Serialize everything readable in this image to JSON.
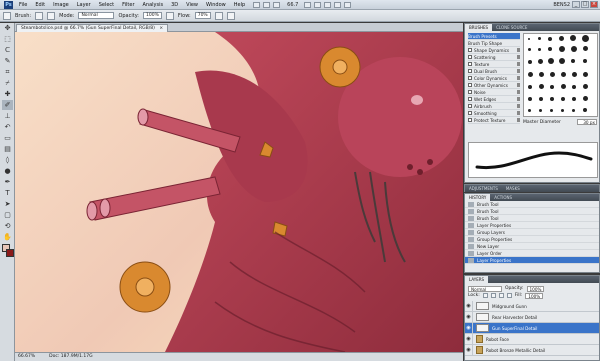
{
  "app": {
    "menu": [
      "File",
      "Edit",
      "Image",
      "Layer",
      "Select",
      "Filter",
      "Analysis",
      "3D",
      "View",
      "Window",
      "Help"
    ],
    "zoom_select": "66.7",
    "workspace": "BENS2"
  },
  "options_bar": {
    "brush_label": "Brush:",
    "mode_label": "Mode:",
    "mode_value": "Normal",
    "opacity_label": "Opacity:",
    "opacity_value": "100%",
    "flow_label": "Flow:",
    "flow_value": "70%"
  },
  "document": {
    "tab_title": "Steambotslice.psd @ 66.7% (Gun SuperFinal Detail, RGB/8)",
    "status_zoom": "66.67%",
    "status_doc": "Doc: 187.9M/1.17G"
  },
  "brushes_panel": {
    "tabs": [
      "BRUSHES",
      "CLONE SOURCE"
    ],
    "options": [
      "Brush Presets",
      "Brush Tip Shape",
      "Shape Dynamics",
      "Scattering",
      "Texture",
      "Dual Brush",
      "Color Dynamics",
      "Other Dynamics",
      "Noise",
      "Wet Edges",
      "Airbrush",
      "Smoothing",
      "Protect Texture"
    ],
    "master_diameter_label": "Master Diameter",
    "master_diameter_value": "30 px"
  },
  "adjust_tabs": [
    "ADJUSTMENTS",
    "MASKS"
  ],
  "history_panel": {
    "tabs": [
      "HISTORY",
      "ACTIONS"
    ],
    "items": [
      "Brush Tool",
      "Brush Tool",
      "Brush Tool",
      "Layer Properties",
      "Group Layers",
      "Group Properties",
      "New Layer",
      "Layer Order",
      "Layer Properties"
    ]
  },
  "layers_panel": {
    "tabs": [
      "LAYERS"
    ],
    "blend_mode": "Normal",
    "opacity_label": "Opacity:",
    "opacity_value": "100%",
    "lock_label": "Lock:",
    "fill_label": "Fill:",
    "fill_value": "100%",
    "layers": [
      "Midground Gunn",
      "Rear Harvester Detail",
      "Gun SuperFinal Detail",
      "Robot Face",
      "Robot Bronze Metallic Detail"
    ]
  },
  "colors": {
    "selection": "#3a74c9",
    "foreground": "#e8c6b8",
    "background": "#8b1a1a"
  }
}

#####

WHAT IS ASKED - Return from the data every line that holds "Properties".

SOLUTION TO THE EXERCISE -
      "Layer Properties",
      "Group Properties",
      "Layer Properties"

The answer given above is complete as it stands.